── Material provided

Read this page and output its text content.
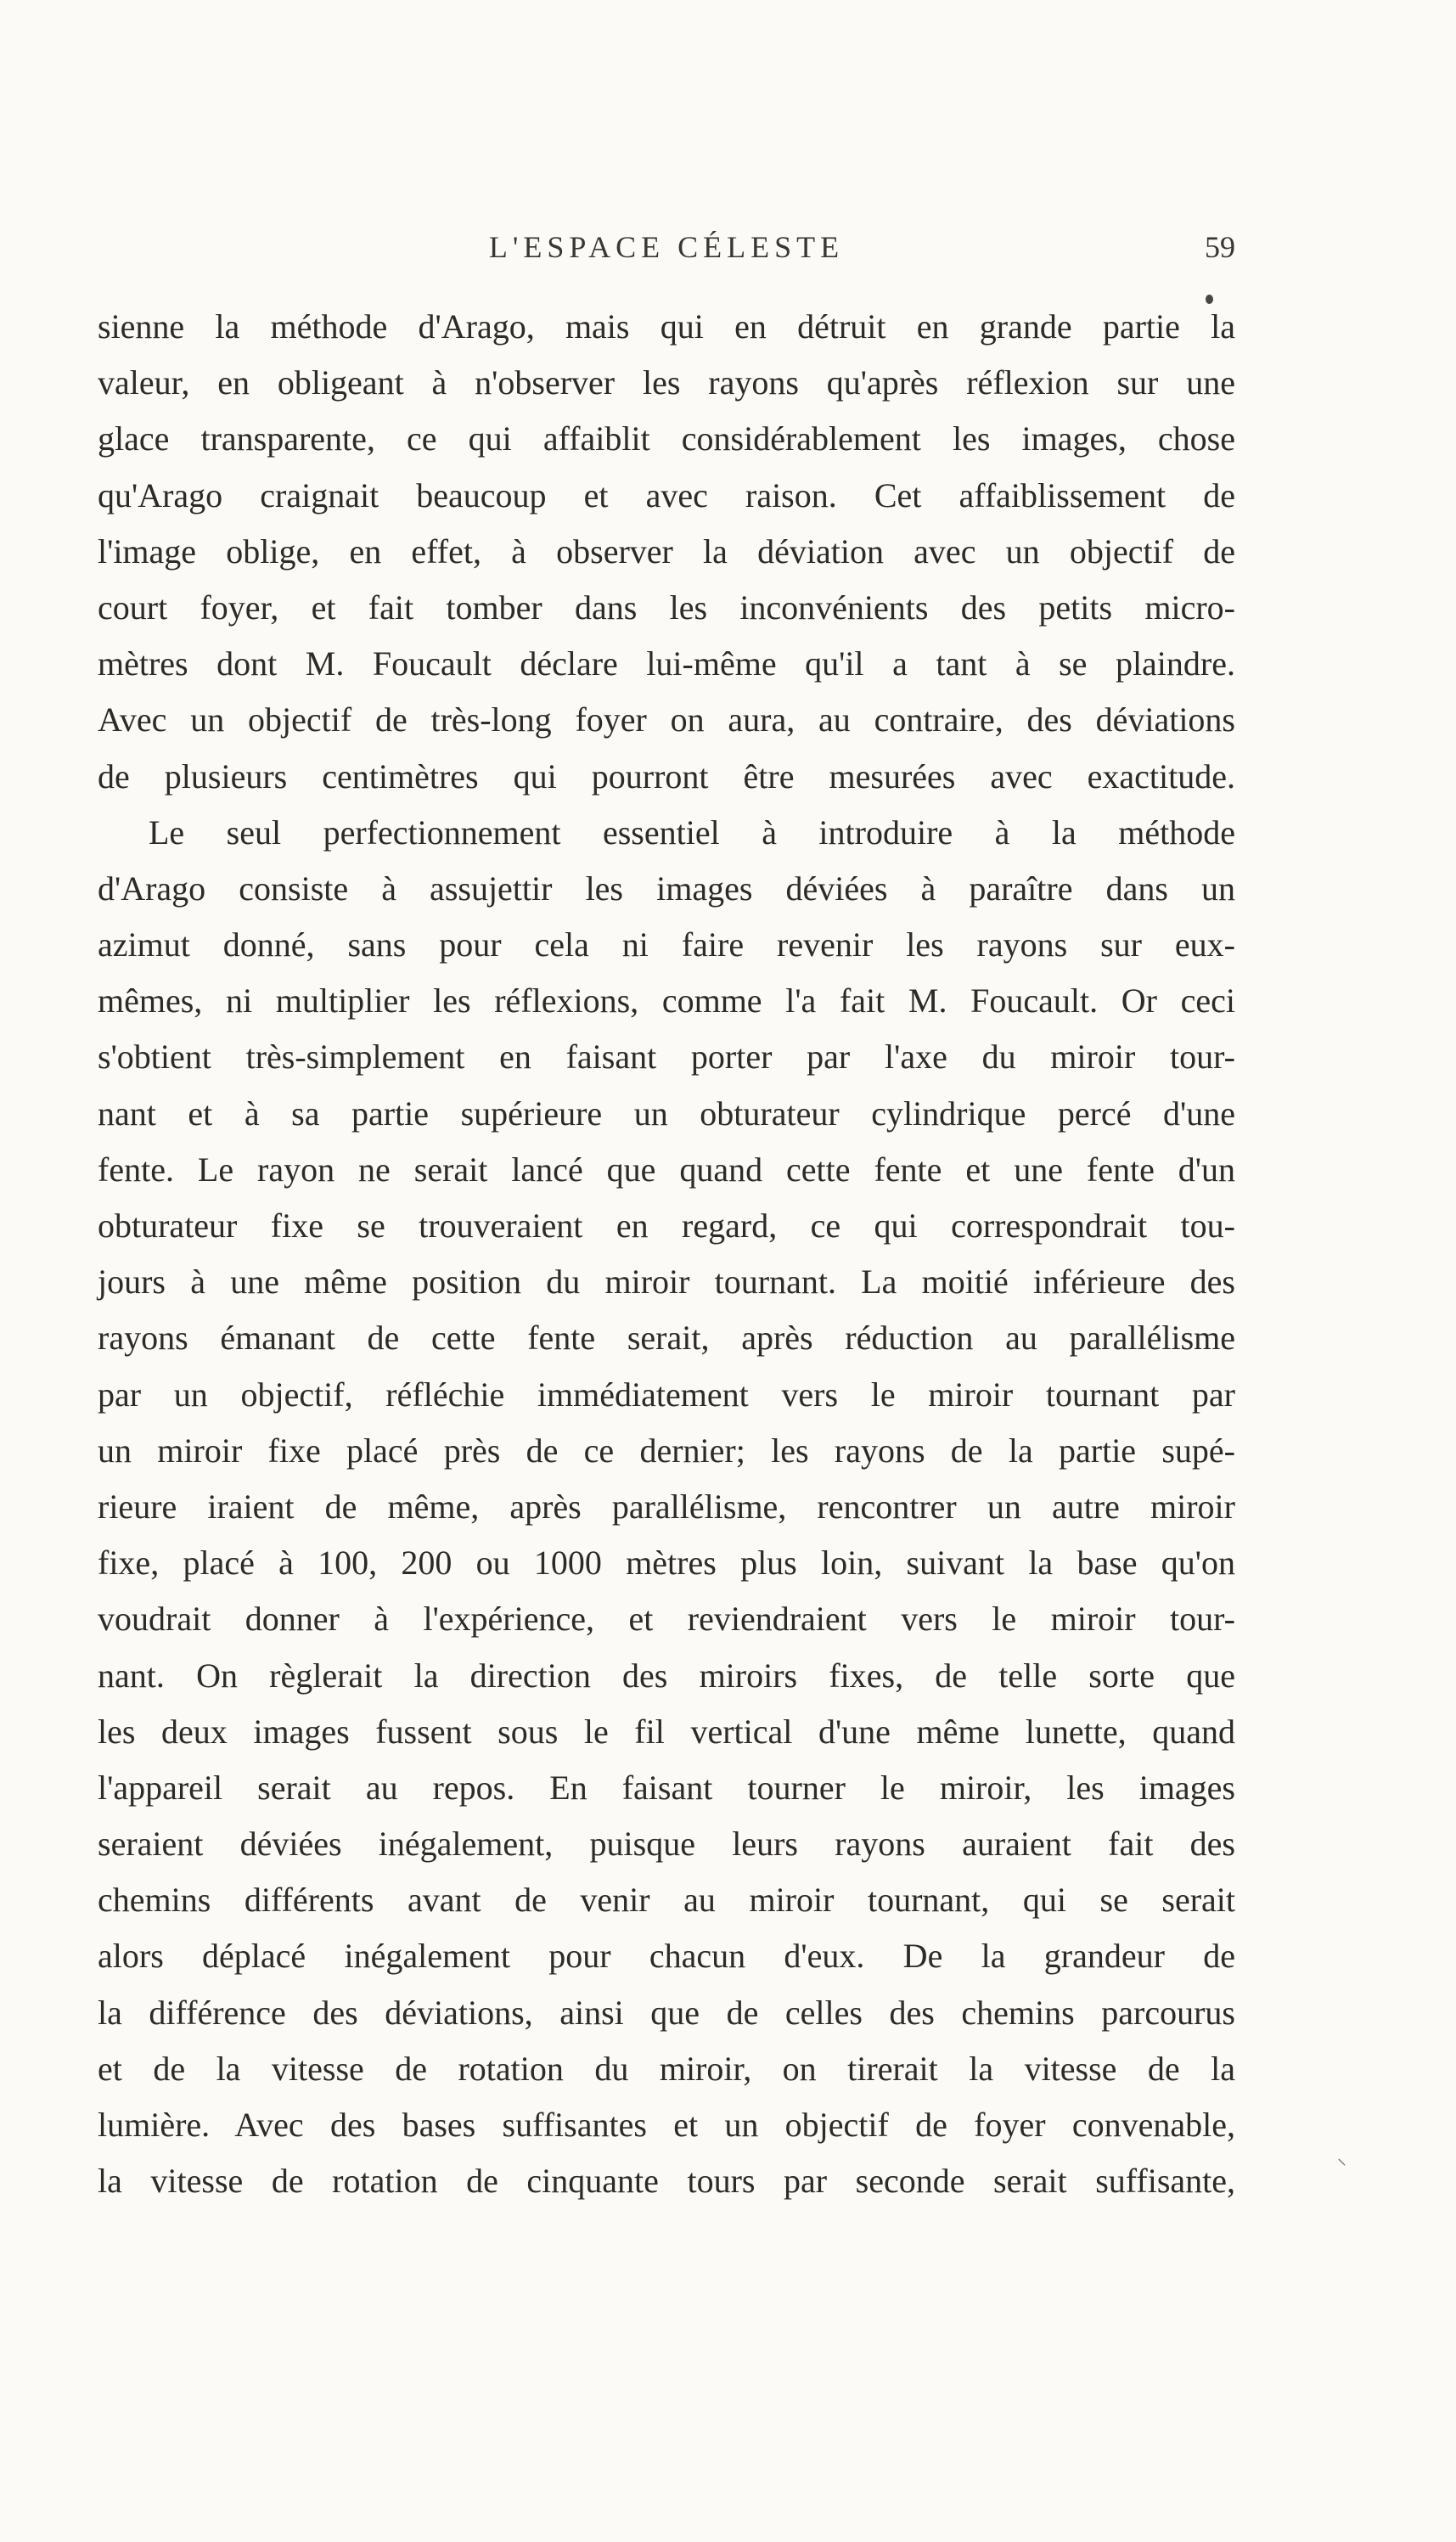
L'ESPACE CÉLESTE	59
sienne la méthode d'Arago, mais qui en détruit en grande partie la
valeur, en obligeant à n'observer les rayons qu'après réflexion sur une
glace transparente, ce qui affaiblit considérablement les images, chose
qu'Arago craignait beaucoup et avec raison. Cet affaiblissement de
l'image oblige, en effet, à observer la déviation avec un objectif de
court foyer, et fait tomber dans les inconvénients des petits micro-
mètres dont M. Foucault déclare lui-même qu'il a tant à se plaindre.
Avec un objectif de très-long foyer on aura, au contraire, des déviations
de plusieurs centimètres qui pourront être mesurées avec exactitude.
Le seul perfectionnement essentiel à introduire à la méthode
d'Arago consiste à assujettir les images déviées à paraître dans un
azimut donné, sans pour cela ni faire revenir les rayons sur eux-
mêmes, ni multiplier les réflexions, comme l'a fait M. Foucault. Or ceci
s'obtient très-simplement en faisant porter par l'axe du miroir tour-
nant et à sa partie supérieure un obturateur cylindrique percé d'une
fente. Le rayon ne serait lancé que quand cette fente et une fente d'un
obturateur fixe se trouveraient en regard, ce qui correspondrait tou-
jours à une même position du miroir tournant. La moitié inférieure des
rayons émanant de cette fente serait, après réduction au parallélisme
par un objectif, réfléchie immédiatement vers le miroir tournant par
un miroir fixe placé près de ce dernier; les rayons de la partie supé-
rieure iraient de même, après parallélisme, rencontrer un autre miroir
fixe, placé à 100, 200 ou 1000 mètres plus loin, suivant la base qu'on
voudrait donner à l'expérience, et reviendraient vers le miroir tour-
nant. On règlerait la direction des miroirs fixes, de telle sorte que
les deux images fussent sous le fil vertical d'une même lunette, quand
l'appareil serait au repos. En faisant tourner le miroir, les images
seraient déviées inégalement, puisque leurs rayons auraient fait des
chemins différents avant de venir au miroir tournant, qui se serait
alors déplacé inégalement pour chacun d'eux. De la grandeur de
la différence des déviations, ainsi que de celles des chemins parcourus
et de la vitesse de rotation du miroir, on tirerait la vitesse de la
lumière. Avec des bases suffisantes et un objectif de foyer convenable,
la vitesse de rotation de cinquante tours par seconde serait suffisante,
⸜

────
── Material provided

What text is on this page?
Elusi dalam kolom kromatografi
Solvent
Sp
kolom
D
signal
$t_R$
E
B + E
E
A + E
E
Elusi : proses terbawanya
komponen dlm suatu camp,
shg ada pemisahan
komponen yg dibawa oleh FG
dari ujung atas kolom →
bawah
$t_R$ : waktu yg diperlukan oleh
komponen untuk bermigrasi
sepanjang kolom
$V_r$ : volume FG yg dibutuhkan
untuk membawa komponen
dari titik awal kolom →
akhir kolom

────
── Material provided

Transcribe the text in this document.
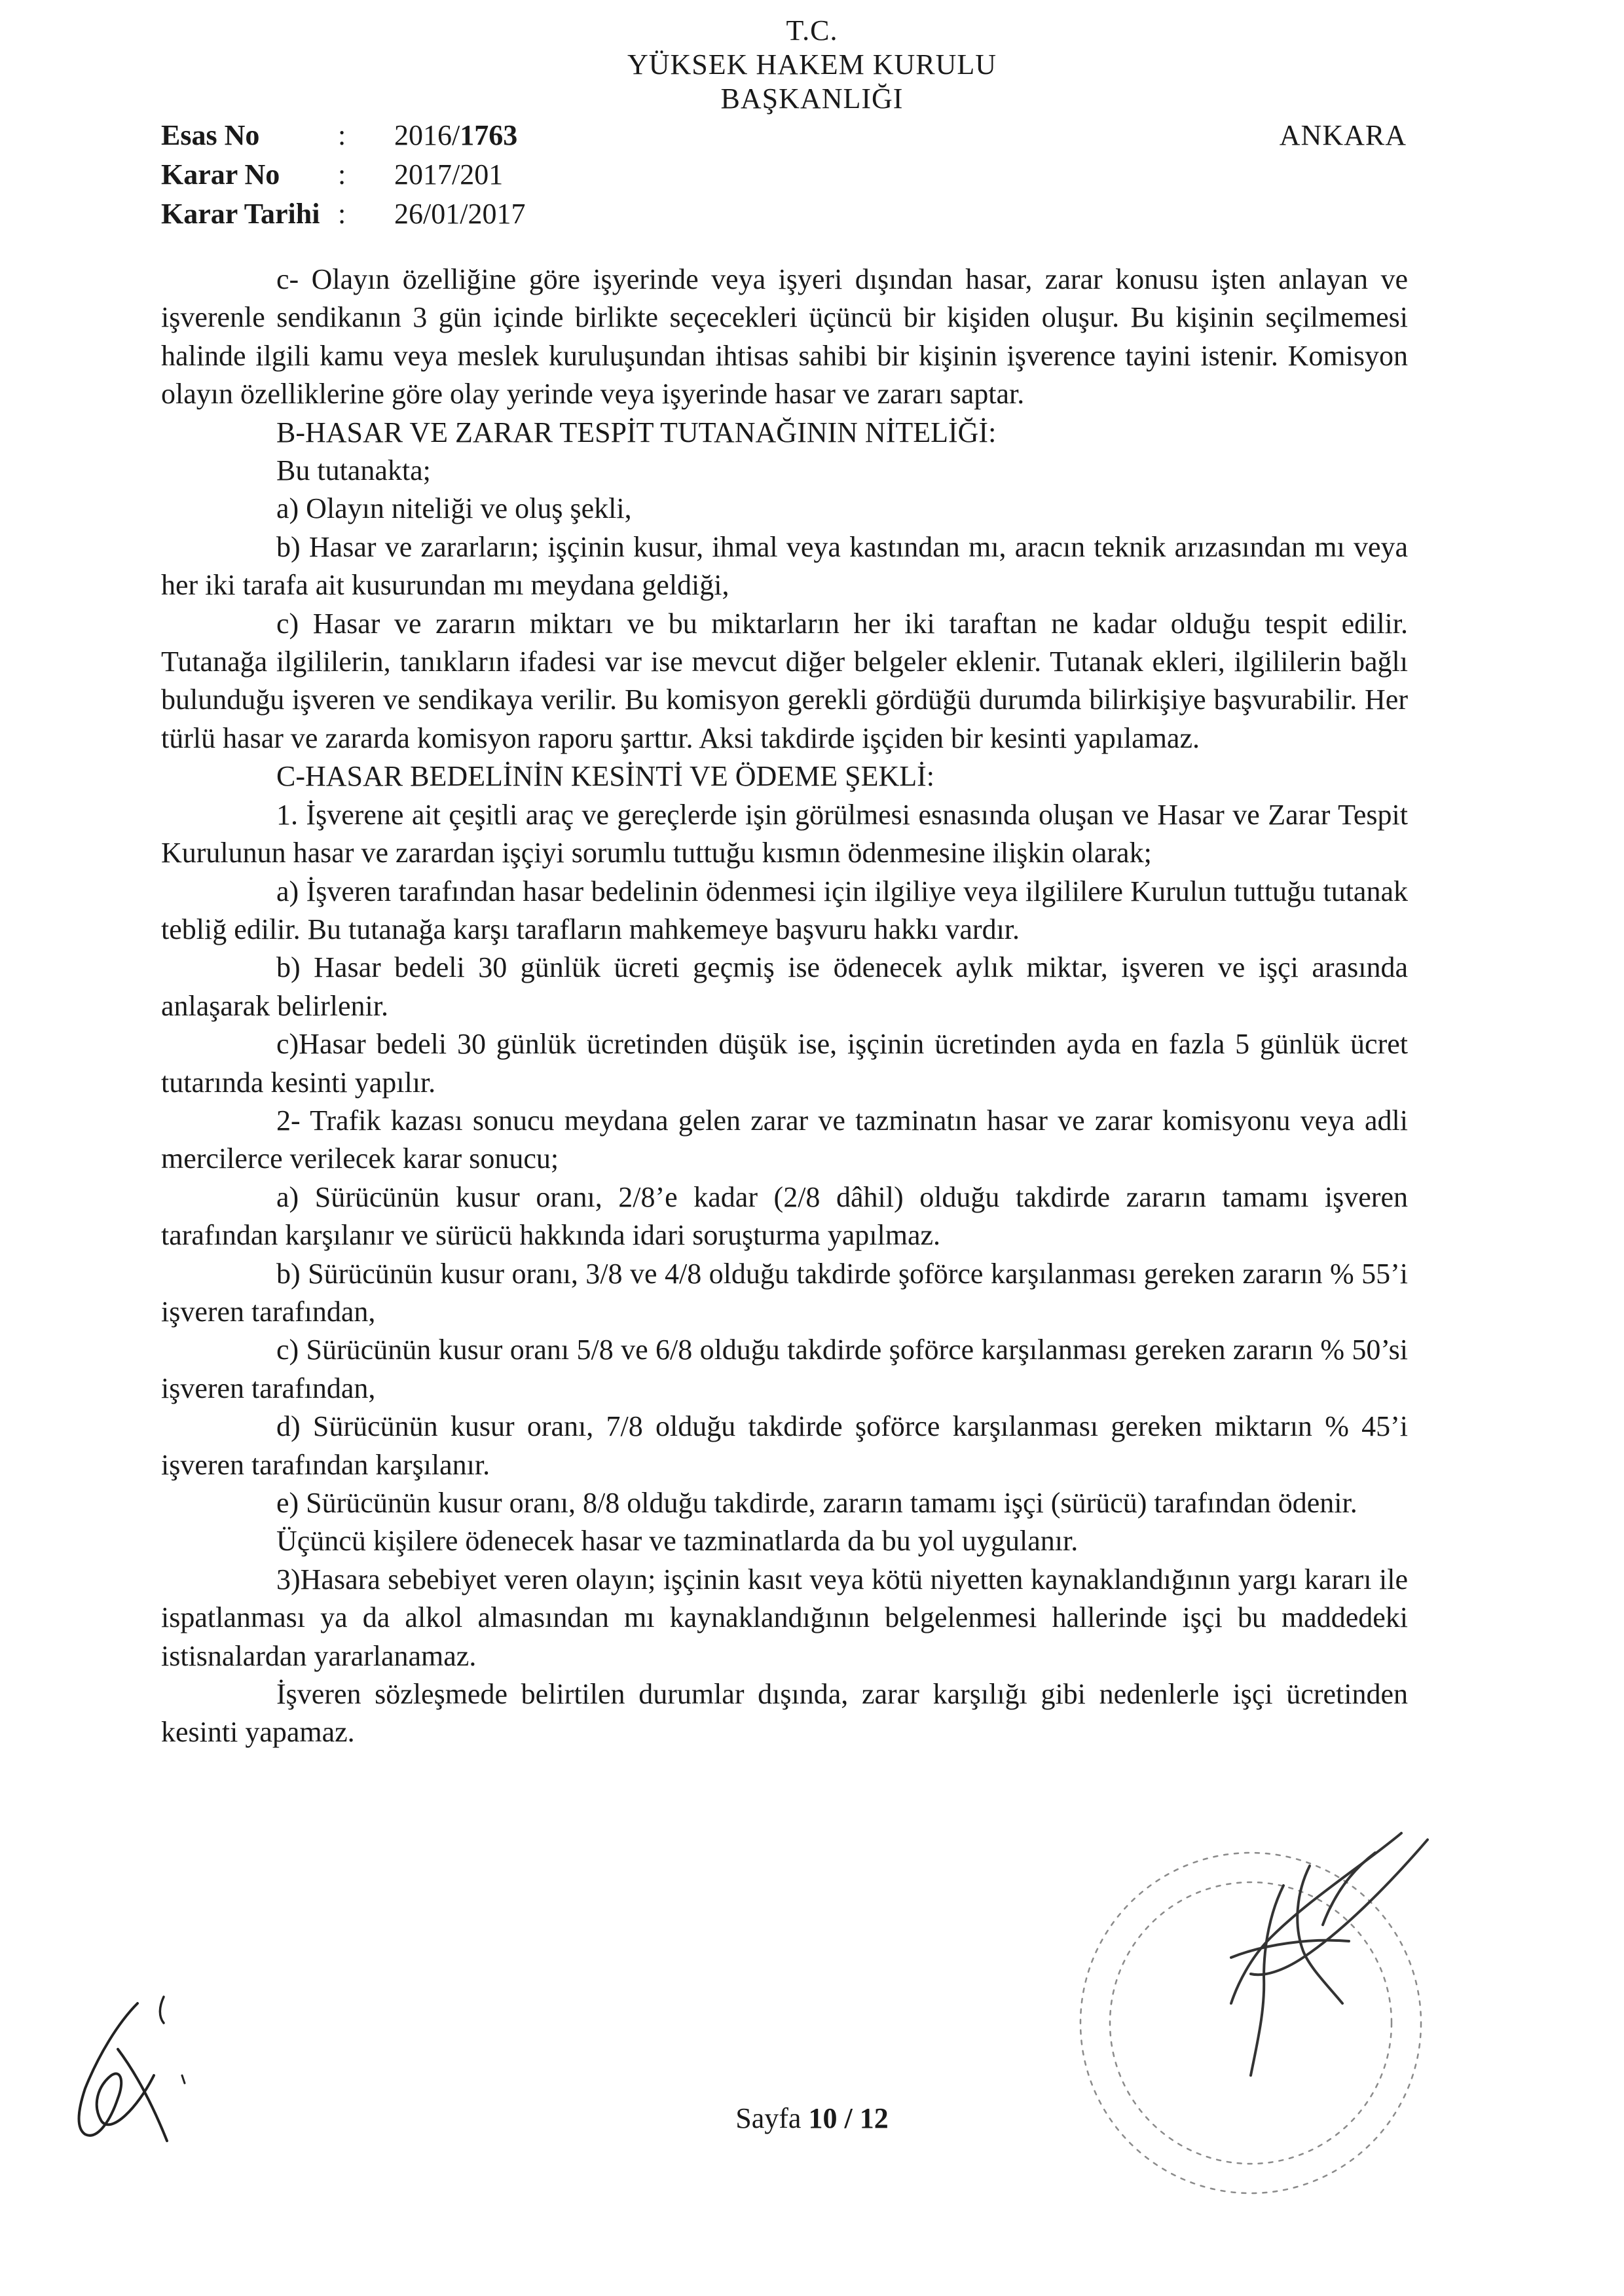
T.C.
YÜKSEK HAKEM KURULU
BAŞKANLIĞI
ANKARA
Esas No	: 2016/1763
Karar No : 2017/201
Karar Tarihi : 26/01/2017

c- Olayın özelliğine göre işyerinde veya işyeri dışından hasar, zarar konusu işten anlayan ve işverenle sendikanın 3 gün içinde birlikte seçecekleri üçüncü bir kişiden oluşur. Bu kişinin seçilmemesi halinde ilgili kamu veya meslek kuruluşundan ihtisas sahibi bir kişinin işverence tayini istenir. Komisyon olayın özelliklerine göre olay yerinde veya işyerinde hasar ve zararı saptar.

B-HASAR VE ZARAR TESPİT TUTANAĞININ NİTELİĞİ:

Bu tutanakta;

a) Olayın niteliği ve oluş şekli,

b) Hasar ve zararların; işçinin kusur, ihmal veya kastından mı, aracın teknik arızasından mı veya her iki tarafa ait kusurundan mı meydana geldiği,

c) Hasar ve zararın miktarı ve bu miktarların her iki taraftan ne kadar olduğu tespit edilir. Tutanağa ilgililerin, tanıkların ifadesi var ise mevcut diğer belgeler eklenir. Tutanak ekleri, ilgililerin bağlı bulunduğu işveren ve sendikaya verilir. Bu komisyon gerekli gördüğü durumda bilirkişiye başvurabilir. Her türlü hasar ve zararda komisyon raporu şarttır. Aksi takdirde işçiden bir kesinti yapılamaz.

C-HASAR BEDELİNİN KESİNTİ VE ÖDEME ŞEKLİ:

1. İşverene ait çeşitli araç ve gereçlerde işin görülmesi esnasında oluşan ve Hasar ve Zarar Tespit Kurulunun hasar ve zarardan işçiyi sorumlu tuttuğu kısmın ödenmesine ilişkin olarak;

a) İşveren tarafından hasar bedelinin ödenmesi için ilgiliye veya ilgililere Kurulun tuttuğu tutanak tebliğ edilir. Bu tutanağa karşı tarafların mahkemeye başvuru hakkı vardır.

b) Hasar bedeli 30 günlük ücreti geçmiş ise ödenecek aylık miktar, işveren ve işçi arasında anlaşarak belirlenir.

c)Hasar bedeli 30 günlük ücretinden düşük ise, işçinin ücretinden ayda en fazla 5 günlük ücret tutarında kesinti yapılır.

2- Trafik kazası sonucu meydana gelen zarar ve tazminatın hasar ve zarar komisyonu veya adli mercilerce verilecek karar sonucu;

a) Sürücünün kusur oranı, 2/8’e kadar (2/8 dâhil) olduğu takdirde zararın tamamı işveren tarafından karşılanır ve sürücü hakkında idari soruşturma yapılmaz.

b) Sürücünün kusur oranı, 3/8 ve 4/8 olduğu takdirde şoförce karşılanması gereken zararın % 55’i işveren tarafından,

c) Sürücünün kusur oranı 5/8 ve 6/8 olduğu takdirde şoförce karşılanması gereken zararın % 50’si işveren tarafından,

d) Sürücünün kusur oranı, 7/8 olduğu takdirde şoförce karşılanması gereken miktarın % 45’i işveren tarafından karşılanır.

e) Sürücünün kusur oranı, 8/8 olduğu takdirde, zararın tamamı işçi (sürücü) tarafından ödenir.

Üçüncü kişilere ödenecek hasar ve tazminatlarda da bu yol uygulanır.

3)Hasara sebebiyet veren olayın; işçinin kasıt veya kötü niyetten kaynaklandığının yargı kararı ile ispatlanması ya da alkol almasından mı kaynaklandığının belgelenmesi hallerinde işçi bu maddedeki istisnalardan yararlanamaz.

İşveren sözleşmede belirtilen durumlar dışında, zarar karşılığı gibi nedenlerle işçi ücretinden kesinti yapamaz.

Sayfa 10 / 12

────

Work to be completed :: Check each line of the entries for the string "şoförce". Copy the lines that have it.

Right answer ::
b) Sürücünün kusur oranı, 3/8 ve 4/8 olduğu takdirde şoförce karşılanması gereken zararın % 55’i işveren tarafından,
c) Sürücünün kusur oranı 5/8 ve 6/8 olduğu takdirde şoförce karşılanması gereken zararın % 50’si işveren tarafından,
d) Sürücünün kusur oranı, 7/8 olduğu takdirde şoförce karşılanması gereken miktarın % 45’i işveren tarafından karşılanır.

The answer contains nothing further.